Copy out the entries below in full and exactly.
'''
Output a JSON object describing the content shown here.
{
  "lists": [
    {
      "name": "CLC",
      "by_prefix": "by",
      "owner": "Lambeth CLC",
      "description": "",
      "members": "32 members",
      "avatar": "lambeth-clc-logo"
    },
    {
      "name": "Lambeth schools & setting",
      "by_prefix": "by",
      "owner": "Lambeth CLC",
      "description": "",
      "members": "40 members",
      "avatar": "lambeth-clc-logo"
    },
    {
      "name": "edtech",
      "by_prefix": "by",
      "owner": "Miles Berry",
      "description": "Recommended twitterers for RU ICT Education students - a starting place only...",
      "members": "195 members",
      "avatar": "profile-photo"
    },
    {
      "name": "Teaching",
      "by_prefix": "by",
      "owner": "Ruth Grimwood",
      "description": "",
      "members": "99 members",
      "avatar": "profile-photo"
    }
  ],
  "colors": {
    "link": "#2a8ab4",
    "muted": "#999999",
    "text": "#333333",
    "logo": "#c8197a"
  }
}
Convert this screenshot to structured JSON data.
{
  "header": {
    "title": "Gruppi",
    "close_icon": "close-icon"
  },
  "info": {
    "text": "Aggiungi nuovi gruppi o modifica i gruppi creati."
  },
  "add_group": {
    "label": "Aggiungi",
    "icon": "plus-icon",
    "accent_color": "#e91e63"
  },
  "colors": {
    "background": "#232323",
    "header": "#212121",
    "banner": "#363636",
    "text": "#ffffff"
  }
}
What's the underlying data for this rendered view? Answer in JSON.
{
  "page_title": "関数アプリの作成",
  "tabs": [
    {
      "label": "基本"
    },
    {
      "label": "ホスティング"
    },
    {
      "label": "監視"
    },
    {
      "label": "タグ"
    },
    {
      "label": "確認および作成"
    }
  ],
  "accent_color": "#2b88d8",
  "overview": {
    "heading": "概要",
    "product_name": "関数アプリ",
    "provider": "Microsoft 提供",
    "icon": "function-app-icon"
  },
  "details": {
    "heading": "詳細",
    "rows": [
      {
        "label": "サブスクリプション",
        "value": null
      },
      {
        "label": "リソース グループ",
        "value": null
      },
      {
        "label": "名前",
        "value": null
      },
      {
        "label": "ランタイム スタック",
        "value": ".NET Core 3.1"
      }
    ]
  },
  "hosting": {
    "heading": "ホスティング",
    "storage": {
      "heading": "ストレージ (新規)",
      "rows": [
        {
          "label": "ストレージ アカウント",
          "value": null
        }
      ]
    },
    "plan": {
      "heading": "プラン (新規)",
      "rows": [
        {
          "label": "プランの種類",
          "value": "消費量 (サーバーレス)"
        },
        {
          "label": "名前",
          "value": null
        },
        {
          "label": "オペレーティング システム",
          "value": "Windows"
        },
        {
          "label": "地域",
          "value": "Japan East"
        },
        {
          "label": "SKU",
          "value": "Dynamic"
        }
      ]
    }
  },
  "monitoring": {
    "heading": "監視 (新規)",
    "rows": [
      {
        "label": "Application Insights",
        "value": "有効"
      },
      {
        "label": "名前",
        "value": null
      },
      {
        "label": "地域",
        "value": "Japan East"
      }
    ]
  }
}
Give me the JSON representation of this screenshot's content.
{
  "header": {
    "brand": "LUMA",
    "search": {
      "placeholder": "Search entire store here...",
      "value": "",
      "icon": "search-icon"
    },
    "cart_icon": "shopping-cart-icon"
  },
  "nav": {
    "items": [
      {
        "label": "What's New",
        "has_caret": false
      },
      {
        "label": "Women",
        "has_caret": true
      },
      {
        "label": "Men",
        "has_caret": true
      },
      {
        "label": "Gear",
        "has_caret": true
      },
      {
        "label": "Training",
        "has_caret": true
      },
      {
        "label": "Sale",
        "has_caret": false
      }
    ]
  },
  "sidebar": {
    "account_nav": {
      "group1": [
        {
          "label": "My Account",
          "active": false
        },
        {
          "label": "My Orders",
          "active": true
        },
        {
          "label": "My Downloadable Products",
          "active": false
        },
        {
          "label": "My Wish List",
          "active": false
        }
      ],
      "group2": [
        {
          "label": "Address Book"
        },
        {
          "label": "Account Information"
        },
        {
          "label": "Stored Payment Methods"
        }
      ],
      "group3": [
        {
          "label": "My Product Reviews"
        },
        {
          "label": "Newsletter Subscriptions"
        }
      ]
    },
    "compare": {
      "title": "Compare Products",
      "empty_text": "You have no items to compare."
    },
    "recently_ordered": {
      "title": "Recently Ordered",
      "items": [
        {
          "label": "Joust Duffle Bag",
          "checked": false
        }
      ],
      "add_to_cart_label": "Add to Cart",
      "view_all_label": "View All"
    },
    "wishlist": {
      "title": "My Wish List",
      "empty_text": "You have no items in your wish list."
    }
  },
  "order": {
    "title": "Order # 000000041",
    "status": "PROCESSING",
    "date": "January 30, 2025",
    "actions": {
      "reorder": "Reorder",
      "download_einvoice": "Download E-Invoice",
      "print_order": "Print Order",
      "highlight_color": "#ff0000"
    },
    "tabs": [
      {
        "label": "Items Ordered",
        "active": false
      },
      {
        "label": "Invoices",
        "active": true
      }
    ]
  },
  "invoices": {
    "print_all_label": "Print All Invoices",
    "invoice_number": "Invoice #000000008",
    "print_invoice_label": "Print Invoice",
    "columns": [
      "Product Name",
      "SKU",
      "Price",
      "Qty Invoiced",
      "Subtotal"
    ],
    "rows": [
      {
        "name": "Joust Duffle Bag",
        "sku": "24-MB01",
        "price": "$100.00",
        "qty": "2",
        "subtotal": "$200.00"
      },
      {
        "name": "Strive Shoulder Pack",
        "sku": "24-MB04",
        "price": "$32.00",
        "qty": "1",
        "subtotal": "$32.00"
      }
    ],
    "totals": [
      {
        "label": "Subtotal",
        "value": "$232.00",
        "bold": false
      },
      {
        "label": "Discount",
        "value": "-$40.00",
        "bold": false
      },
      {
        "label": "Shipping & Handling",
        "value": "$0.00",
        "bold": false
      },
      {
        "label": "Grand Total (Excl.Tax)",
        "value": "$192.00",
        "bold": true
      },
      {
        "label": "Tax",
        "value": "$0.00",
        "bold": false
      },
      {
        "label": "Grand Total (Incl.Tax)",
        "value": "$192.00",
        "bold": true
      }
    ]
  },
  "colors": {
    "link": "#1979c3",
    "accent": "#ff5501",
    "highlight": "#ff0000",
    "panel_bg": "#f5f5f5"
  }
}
'''
• [The solution]:
Output a JSON object describing the content shown here.
{
  "lists": [
    {
      "name": "CLC",
      "by_prefix": "by",
      "owner": "Lambeth CLC",
      "description": "",
      "members": "32 members",
      "avatar": "lambeth-clc-logo"
    },
    {
      "name": "Lambeth schools & setting",
      "by_prefix": "by",
      "owner": "Lambeth CLC",
      "description": "",
      "members": "40 members",
      "avatar": "lambeth-clc-logo"
    },
    {
      "name": "edtech",
      "by_prefix": "by",
      "owner": "Miles Berry",
      "description": "Recommended twitterers for RU ICT Education students - a starting place only...",
      "members": "195 members",
      "avatar": "profile-photo"
    },
    {
      "name": "Teaching",
      "by_prefix": "by",
      "owner": "Ruth Grimwood",
      "description": "",
      "members": "99 members",
      "avatar": "profile-photo"
    }
  ],
  "colors": {
    "link": "#2a8ab4",
    "muted": "#999999",
    "text": "#333333",
    "logo": "#c8197a"
  }
}
Convert this screenshot to structured JSON data.
{
  "header": {
    "title": "Gruppi",
    "close_icon": "close-icon"
  },
  "info": {
    "text": "Aggiungi nuovi gruppi o modifica i gruppi creati."
  },
  "add_group": {
    "label": "Aggiungi",
    "icon": "plus-icon",
    "accent_color": "#e91e63"
  },
  "colors": {
    "background": "#232323",
    "header": "#212121",
    "banner": "#363636",
    "text": "#ffffff"
  }
}
What's the underlying data for this rendered view? Answer in JSON.
{
  "page_title": "関数アプリの作成",
  "tabs": [
    {
      "label": "基本"
    },
    {
      "label": "ホスティング"
    },
    {
      "label": "監視"
    },
    {
      "label": "タグ"
    },
    {
      "label": "確認および作成"
    }
  ],
  "accent_color": "#2b88d8",
  "overview": {
    "heading": "概要",
    "product_name": "関数アプリ",
    "provider": "Microsoft 提供",
    "icon": "function-app-icon"
  },
  "details": {
    "heading": "詳細",
    "rows": [
      {
        "label": "サブスクリプション",
        "value": null
      },
      {
        "label": "リソース グループ",
        "value": null
      },
      {
        "label": "名前",
        "value": null
      },
      {
        "label": "ランタイム スタック",
        "value": ".NET Core 3.1"
      }
    ]
  },
  "hosting": {
    "heading": "ホスティング",
    "storage": {
      "heading": "ストレージ (新規)",
      "rows": [
        {
          "label": "ストレージ アカウント",
          "value": null
        }
      ]
    },
    "plan": {
      "heading": "プラン (新規)",
      "rows": [
        {
          "label": "プランの種類",
          "value": "消費量 (サーバーレス)"
        },
        {
          "label": "名前",
          "value": null
        },
        {
          "label": "オペレーティング システム",
          "value": "Windows"
        },
        {
          "label": "地域",
          "value": "Japan East"
        },
        {
          "label": "SKU",
          "value": "Dynamic"
        }
      ]
    }
  },
  "monitoring": {
    "heading": "監視 (新規)",
    "rows": [
      {
        "label": "Application Insights",
        "value": "有効"
      },
      {
        "label": "名前",
        "value": null
      },
      {
        "label": "地域",
        "value": "Japan East"
      }
    ]
  }
}
Give me the JSON representation of this screenshot's content.
{
  "header": {
    "brand": "LUMA",
    "search": {
      "placeholder": "Search entire store here...",
      "value": "",
      "icon": "search-icon"
    },
    "cart_icon": "shopping-cart-icon"
  },
  "nav": {
    "items": [
      {
        "label": "What's New",
        "has_caret": false
      },
      {
        "label": "Women",
        "has_caret": true
      },
      {
        "label": "Men",
        "has_caret": true
      },
      {
        "label": "Gear",
        "has_caret": true
      },
      {
        "label": "Training",
        "has_caret": true
      },
      {
        "label": "Sale",
        "has_caret": false
      }
    ]
  },
  "sidebar": {
    "account_nav": {
      "group1": [
        {
          "label": "My Account",
          "active": false
        },
        {
          "label": "My Orders",
          "active": true
        },
        {
          "label": "My Downloadable Products",
          "active": false
        },
        {
          "label": "My Wish List",
          "active": false
        }
      ],
      "group2": [
        {
          "label": "Address Book"
        },
        {
          "label": "Account Information"
        },
        {
          "label": "Stored Payment Methods"
        }
      ],
      "group3": [
        {
          "label": "My Product Reviews"
        },
        {
          "label": "Newsletter Subscriptions"
        }
      ]
    },
    "compare": {
      "title": "Compare Products",
      "empty_text": "You have no items to compare."
    },
    "recently_ordered": {
      "title": "Recently Ordered",
      "items": [
        {
          "label": "Joust Duffle Bag",
          "checked": false
        }
      ],
      "add_to_cart_label": "Add to Cart",
      "view_all_label": "View All"
    },
    "wishlist": {
      "title": "My Wish List",
      "empty_text": "You have no items in your wish list."
    }
  },
  "order": {
    "title": "Order # 000000041",
    "status": "PROCESSING",
    "date": "January 30, 2025",
    "actions": {
      "reorder": "Reorder",
      "download_einvoice": "Download E-Invoice",
      "print_order": "Print Order",
      "highlight_color": "#ff0000"
    },
    "tabs": [
      {
        "label": "Items Ordered",
        "active": false
      },
      {
        "label": "Invoices",
        "active": true
      }
    ]
  },
  "invoices": {
    "print_all_label": "Print All Invoices",
    "invoice_number": "Invoice #000000008",
    "print_invoice_label": "Print Invoice",
    "columns": [
      "Product Name",
      "SKU",
      "Price",
      "Qty Invoiced",
      "Subtotal"
    ],
    "rows": [
      {
        "name": "Joust Duffle Bag",
        "sku": "24-MB01",
        "price": "$100.00",
        "qty": "2",
        "subtotal": "$200.00"
      },
      {
        "name": "Strive Shoulder Pack",
        "sku": "24-MB04",
        "price": "$32.00",
        "qty": "1",
        "subtotal": "$32.00"
      }
    ],
    "totals": [
      {
        "label": "Subtotal",
        "value": "$232.00",
        "bold": false
      },
      {
        "label": "Discount",
        "value": "-$40.00",
        "bold": false
      },
      {
        "label": "Shipping & Handling",
        "value": "$0.00",
        "bold": false
      },
      {
        "label": "Grand Total (Excl.Tax)",
        "value": "$192.00",
        "bold": true
      },
      {
        "label": "Tax",
        "value": "$0.00",
        "bold": false
      },
      {
        "label": "Grand Total (Incl.Tax)",
        "value": "$192.00",
        "bold": true
      }
    ]
  },
  "colors": {
    "link": "#1979c3",
    "accent": "#ff5501",
    "highlight": "#ff0000",
    "panel_bg": "#f5f5f5"
  }
}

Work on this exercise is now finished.